What you need to do: Look below for the line with "Decode this image", and from there restate every line word for word until the entries end.

Supplied data:
## begin

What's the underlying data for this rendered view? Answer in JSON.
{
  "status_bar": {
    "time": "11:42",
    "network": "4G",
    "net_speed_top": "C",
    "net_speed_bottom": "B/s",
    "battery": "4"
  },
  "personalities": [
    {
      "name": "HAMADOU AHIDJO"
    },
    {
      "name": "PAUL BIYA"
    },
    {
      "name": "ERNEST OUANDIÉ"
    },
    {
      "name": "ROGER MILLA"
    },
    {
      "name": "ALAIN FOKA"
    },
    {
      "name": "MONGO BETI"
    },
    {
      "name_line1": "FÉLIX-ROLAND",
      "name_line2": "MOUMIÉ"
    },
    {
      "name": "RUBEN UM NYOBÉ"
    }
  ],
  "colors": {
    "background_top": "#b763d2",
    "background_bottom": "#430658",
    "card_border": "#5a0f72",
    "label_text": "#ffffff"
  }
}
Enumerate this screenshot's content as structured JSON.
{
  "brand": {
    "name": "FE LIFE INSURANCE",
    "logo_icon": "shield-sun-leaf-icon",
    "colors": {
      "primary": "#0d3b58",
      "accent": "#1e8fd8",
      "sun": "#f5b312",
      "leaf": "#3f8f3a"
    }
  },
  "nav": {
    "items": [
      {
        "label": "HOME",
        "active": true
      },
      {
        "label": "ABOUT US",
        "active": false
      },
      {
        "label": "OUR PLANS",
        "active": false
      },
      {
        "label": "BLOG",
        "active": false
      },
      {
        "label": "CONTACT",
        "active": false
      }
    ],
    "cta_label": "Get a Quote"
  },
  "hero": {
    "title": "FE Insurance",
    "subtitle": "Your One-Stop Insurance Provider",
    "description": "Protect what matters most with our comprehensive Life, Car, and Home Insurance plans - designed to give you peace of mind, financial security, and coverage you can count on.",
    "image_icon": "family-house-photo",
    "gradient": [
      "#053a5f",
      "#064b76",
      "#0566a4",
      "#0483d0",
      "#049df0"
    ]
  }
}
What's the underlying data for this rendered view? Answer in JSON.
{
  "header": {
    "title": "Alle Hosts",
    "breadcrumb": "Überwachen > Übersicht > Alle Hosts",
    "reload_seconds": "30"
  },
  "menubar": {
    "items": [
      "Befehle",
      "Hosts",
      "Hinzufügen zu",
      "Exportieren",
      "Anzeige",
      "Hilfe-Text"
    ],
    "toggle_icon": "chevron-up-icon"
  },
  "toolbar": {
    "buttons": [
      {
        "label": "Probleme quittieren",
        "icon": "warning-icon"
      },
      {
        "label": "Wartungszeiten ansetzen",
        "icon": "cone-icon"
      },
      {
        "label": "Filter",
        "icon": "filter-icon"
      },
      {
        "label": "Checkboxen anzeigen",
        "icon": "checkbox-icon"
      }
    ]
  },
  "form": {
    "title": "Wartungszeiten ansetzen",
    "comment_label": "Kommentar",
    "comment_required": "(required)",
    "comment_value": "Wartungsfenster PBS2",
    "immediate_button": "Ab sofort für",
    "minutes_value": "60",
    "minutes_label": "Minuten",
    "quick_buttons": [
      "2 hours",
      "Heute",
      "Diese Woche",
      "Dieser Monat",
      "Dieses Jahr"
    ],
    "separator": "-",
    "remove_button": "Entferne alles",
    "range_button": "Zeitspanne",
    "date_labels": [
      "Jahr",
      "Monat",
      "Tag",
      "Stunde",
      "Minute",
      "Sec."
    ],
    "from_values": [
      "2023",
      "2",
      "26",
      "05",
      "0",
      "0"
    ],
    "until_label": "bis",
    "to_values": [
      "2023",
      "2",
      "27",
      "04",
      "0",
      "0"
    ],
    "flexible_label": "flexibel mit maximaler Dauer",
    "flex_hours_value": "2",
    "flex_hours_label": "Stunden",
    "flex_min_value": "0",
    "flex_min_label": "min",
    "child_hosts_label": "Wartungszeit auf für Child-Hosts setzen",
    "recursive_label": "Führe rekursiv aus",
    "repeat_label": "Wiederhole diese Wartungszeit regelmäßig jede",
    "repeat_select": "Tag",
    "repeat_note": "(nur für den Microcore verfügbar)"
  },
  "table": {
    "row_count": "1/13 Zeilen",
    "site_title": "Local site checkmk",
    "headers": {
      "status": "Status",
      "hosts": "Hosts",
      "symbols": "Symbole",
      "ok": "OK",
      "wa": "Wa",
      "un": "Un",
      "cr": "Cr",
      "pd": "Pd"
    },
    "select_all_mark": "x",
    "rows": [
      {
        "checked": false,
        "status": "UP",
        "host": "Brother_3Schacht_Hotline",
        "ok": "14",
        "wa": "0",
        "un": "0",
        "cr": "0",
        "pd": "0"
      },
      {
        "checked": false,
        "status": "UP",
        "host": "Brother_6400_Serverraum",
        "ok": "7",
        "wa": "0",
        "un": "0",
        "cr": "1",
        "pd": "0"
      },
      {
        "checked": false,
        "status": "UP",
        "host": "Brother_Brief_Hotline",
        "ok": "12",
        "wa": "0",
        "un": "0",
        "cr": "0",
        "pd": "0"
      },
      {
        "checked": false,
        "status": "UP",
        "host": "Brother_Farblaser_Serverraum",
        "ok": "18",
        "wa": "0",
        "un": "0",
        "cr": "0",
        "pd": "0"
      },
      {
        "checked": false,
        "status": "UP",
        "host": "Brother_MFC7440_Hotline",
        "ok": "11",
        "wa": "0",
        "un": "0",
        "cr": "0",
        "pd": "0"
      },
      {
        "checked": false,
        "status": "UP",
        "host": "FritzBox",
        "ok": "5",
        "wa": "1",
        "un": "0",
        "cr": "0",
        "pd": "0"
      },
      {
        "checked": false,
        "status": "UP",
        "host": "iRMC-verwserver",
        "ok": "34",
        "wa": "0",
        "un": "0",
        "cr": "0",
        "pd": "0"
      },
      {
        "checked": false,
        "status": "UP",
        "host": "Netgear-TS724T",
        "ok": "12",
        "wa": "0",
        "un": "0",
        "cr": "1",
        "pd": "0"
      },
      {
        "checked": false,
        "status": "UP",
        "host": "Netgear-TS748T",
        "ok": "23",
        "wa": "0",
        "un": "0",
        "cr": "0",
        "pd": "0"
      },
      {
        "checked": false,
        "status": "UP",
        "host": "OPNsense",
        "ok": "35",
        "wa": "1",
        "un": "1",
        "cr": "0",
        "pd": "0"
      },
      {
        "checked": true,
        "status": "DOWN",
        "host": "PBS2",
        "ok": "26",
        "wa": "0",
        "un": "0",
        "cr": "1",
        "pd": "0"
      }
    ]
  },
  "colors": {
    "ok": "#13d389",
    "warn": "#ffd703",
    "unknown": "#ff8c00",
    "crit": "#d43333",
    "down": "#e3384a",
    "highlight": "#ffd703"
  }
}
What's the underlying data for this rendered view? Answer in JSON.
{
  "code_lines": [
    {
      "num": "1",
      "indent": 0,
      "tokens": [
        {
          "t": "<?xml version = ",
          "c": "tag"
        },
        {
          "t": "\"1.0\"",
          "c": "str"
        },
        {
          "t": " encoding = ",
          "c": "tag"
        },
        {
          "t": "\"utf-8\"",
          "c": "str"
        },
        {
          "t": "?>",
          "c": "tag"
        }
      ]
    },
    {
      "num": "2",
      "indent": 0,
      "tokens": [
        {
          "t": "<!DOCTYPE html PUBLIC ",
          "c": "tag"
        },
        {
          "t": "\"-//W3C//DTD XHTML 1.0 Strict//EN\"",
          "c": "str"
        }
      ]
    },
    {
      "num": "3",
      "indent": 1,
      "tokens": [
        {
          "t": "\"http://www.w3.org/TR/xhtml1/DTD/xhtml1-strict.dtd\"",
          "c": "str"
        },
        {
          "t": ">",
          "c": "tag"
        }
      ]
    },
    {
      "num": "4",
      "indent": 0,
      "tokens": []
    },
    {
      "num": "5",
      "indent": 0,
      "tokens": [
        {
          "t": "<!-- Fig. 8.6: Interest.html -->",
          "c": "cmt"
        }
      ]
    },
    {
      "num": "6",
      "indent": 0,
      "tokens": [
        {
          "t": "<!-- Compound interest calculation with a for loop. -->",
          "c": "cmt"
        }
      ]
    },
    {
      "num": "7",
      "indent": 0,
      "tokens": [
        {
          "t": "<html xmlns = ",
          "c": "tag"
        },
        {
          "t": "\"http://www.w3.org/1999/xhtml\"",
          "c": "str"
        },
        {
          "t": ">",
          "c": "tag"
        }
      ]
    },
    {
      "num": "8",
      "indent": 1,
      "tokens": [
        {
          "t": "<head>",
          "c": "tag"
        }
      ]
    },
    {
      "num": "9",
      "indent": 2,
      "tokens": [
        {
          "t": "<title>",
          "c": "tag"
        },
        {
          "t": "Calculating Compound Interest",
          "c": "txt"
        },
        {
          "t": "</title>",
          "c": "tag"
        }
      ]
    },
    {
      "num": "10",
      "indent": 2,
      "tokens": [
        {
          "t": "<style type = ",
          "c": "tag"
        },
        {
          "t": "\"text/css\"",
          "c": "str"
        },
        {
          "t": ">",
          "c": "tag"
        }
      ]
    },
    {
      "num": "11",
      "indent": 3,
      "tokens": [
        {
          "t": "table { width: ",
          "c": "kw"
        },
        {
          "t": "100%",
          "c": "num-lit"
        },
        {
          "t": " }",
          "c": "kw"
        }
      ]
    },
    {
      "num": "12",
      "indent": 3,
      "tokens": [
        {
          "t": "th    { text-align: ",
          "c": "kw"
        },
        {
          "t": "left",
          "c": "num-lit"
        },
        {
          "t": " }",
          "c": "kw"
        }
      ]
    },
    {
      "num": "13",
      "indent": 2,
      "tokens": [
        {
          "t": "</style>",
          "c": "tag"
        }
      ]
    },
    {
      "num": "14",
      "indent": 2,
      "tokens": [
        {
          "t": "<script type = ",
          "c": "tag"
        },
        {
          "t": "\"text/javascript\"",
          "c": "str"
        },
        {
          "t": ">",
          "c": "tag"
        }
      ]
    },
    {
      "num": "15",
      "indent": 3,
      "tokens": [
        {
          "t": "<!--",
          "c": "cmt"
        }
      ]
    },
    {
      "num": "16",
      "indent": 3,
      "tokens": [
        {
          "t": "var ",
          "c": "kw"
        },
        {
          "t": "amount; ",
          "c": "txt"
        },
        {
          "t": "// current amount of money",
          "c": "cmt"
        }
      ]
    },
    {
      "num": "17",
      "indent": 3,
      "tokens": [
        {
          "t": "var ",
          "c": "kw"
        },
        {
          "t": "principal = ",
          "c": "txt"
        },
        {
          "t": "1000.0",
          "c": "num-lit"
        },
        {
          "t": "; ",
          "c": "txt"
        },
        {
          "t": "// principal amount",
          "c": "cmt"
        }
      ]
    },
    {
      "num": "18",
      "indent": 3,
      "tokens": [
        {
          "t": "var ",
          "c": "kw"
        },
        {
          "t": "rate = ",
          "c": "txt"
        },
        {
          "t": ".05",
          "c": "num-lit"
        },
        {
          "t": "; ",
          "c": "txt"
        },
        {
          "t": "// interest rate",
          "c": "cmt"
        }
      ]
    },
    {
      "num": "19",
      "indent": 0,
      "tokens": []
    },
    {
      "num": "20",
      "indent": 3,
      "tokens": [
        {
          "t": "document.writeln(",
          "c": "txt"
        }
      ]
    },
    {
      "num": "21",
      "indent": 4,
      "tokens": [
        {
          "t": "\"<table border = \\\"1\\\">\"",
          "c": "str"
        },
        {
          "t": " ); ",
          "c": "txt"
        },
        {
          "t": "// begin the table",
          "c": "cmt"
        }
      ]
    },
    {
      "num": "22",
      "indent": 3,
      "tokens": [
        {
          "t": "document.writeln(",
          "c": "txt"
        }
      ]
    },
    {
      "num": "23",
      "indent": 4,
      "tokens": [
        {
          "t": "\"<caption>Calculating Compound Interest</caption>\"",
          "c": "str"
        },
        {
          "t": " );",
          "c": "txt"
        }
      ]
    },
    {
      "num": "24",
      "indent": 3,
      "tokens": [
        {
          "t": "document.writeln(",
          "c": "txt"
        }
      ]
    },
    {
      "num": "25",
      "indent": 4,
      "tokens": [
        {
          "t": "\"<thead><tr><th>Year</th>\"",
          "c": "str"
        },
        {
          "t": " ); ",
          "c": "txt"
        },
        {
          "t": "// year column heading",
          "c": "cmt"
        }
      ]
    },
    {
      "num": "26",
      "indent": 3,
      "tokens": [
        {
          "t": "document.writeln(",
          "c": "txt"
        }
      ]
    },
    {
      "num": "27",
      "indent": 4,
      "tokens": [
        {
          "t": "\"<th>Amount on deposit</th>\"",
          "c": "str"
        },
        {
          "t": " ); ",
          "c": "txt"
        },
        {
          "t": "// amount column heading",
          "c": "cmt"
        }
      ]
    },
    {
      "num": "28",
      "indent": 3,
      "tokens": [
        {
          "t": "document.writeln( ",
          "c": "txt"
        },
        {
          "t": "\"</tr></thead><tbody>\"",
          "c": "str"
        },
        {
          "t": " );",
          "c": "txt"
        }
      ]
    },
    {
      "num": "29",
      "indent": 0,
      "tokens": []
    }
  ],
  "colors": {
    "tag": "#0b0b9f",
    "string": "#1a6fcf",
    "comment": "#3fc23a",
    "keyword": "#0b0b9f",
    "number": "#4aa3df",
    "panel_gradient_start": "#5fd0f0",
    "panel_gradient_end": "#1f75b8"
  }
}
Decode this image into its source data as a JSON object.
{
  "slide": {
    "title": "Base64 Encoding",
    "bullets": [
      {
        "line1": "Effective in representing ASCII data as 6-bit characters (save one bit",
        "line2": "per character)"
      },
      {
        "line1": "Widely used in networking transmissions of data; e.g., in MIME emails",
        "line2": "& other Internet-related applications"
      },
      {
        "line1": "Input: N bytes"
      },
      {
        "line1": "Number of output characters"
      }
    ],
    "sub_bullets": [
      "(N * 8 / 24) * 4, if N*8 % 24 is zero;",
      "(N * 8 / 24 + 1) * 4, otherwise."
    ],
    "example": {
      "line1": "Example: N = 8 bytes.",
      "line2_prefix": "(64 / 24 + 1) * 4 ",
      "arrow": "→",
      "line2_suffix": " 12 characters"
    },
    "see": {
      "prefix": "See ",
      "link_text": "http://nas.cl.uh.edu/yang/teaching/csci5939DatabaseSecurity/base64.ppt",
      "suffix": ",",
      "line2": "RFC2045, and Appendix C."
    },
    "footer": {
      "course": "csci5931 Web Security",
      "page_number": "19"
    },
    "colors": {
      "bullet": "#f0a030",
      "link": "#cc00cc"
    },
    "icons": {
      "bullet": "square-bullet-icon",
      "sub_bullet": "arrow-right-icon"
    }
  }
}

## end

Completed exercise:
Decode this image into its source data as a JSON object.
{
  "slide": {
    "title": "Base64 Encoding",
    "bullets": [
      {
        "line1": "Effective in representing ASCII data as 6-bit characters (save one bit",
        "line2": "per character)"
      },
      {
        "line1": "Widely used in networking transmissions of data; e.g., in MIME emails",
        "line2": "& other Internet-related applications"
      },
      {
        "line1": "Input: N bytes"
      },
      {
        "line1": "Number of output characters"
      }
    ],
    "sub_bullets": [
      "(N * 8 / 24) * 4, if N*8 % 24 is zero;",
      "(N * 8 / 24 + 1) * 4, otherwise."
    ],
    "example": {
      "line1": "Example: N = 8 bytes.",
      "line2_prefix": "(64 / 24 + 1) * 4 ",
      "arrow": "→",
      "line2_suffix": " 12 characters"
    },
    "see": {
      "prefix": "See ",
      "link_text": "http://nas.cl.uh.edu/yang/teaching/csci5939DatabaseSecurity/base64.ppt",
      "suffix": ",",
      "line2": "RFC2045, and Appendix C."
    },
    "footer": {
      "course": "csci5931 Web Security",
      "page_number": "19"
    },
    "colors": {
      "bullet": "#f0a030",
      "link": "#cc00cc"
    },
    "icons": {
      "bullet": "square-bullet-icon",
      "sub_bullet": "arrow-right-icon"
    }
  }
}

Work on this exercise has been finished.